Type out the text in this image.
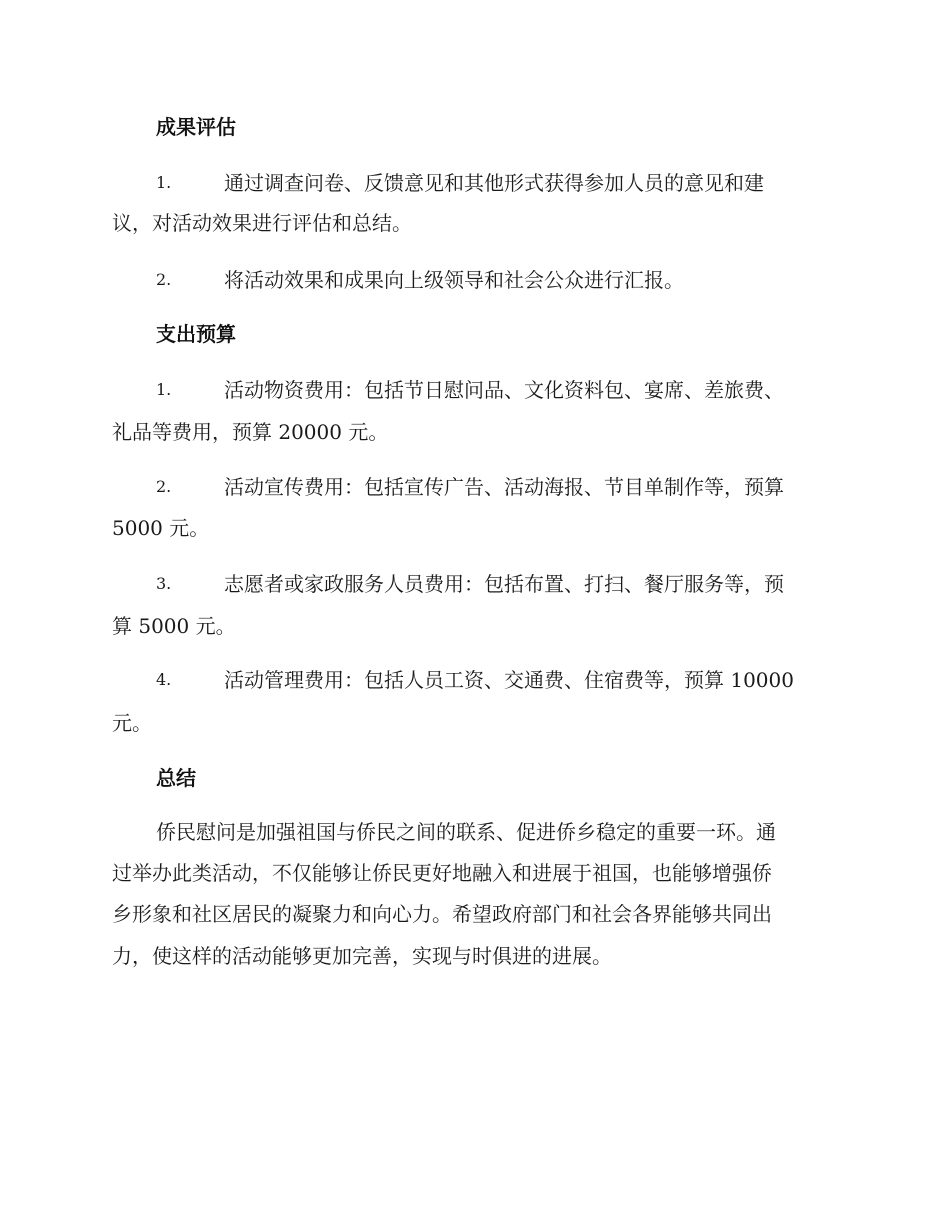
成果评估
1.	通过调查问卷、反馈意见和其他形式获得参加人员的意见和建
议，对活动效果进行评估和总结。
2.	将活动效果和成果向上级领导和社会公众进行汇报。
支出预算
1.	活动物资费用：包括节日慰问品、文化资料包、宴席、差旅费、
礼品等费用，预算 20000 元。
2.	活动宣传费用：包括宣传广告、活动海报、节目单制作等，预算
5000 元。
3.	志愿者或家政服务人员费用：包括布置、打扫、餐厅服务等，预
算 5000 元。
4.	活动管理费用：包括人员工资、交通费、住宿费等，预算 10000
元。
总结
侨民慰问是加强祖国与侨民之间的联系、促进侨乡稳定的重要一环。通
过举办此类活动，不仅能够让侨民更好地融入和进展于祖国，也能够增强侨
乡形象和社区居民的凝聚力和向心力。希望政府部门和社会各界能够共同出
力，使这样的活动能够更加完善，实现与时俱进的进展。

----------

Write out the data precisely as given, excluding the pictures.

* _Written solution_:
Type out the text in this image.
成果评估
1.	通过调查问卷、反馈意见和其他形式获得参加人员的意见和建
议，对活动效果进行评估和总结。
2.	将活动效果和成果向上级领导和社会公众进行汇报。
支出预算
1.	活动物资费用：包括节日慰问品、文化资料包、宴席、差旅费、
礼品等费用，预算 20000 元。
2.	活动宣传费用：包括宣传广告、活动海报、节目单制作等，预算
5000 元。
3.	志愿者或家政服务人员费用：包括布置、打扫、餐厅服务等，预
算 5000 元。
4.	活动管理费用：包括人员工资、交通费、住宿费等，预算 10000
元。
总结
侨民慰问是加强祖国与侨民之间的联系、促进侨乡稳定的重要一环。通
过举办此类活动，不仅能够让侨民更好地融入和进展于祖国，也能够增强侨
乡形象和社区居民的凝聚力和向心力。希望政府部门和社会各界能够共同出
力，使这样的活动能够更加完善，实现与时俱进的进展。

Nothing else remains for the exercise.